* **PAGE EXTRACT**:

....

= Boxer, Beetle =

2010 novel by Ned Beauman

First edition

Boxer, Beetle is a novel by British author Ned Beauman. It was first published by Sceptre on 5 August 2010. The novel was shortlisted for the Guardian First Book Award in 2010.

== Overview ==

The story is divided into two parallel arcs, one occurring in modern-day London and the other in 1930s England. The initial connection between the two narratives occurs in 2010 when a Nazi memorabilia collector discovers a hand-written note from Adolf Hitler. The letter is addressed to Doctor Erskine, a young aristocrat and eugenics researcher. Evidently, he had sent a gift to Hitler and it had been very well received. The finder of the note, “Fishy”, so called because of a rare medical condition that causes the sufferer’s sweat to smell of rotten fish, appeals to the users of a Nazi memorabilia message board to help in solving the mystery.

....

* **DATA**:
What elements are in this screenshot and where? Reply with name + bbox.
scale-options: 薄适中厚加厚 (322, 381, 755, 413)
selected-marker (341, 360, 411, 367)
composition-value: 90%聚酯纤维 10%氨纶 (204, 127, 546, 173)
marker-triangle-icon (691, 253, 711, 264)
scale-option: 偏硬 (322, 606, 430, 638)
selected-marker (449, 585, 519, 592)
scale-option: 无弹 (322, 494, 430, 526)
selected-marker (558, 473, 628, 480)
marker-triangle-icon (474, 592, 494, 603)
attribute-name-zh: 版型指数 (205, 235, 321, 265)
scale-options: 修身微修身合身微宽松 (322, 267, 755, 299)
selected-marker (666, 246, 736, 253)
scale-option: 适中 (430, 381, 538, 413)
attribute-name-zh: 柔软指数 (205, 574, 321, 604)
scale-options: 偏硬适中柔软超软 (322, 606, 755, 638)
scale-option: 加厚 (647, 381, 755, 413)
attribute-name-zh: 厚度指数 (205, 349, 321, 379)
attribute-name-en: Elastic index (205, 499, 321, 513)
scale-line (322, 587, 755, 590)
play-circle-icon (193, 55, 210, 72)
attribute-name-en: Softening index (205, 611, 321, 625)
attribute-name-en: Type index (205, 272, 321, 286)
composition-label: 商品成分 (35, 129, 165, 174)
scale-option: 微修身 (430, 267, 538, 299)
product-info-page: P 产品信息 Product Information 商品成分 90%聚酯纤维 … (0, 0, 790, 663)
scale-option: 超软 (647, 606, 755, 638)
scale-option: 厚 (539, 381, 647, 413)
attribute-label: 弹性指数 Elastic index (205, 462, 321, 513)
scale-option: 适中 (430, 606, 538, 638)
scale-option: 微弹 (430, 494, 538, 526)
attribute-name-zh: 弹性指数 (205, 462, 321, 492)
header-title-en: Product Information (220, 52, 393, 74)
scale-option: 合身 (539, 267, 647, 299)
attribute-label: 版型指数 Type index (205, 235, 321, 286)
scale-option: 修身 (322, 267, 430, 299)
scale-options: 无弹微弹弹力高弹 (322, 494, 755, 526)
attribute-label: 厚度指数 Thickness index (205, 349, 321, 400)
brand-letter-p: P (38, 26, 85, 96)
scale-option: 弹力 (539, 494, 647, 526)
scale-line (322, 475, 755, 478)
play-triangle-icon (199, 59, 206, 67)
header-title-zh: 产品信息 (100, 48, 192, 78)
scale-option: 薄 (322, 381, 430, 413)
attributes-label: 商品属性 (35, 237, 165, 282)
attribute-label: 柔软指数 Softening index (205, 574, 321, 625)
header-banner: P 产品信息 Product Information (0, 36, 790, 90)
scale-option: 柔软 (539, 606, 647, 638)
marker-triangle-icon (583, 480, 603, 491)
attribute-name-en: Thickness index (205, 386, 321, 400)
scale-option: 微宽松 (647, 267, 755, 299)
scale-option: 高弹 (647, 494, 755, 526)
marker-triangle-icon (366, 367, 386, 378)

....

* **WORK REQUIRED**:
Continue the Boxer, Beetle article with the passage that follows its last sentence.

* **ANSWER AREA**:
== Reception ==

The novel has received broadly positive reviews. Scarlett Thomas of The Guardian wrote that it was a "gripping and clever" story, and while the parts of the novel set in the modern day "occasionally strays too far into postmodern whimsy", the parts of the novel set in the 1930s are "wonderfully evoked, and [...] taut, thematically rich and extremely well written". She added that Beauman had successfully "take[n] an old and predictable structure and allow[ed] it to produce new and unpredictable connections." Keith Miller of The Telegraph described parts of the book as "very funny" with a "smooth narrative flow" and praised the relationship between Seth and Erskine, but believed that parts of the rest of the book were "narratively overdetermined". Rob Sharp of The Independent concluded that it was "a fine debut: clever, inventive, intelligently structured, genre-spanning, [...] and above all, an enjoyable, high-octane read through a fascinating period in history."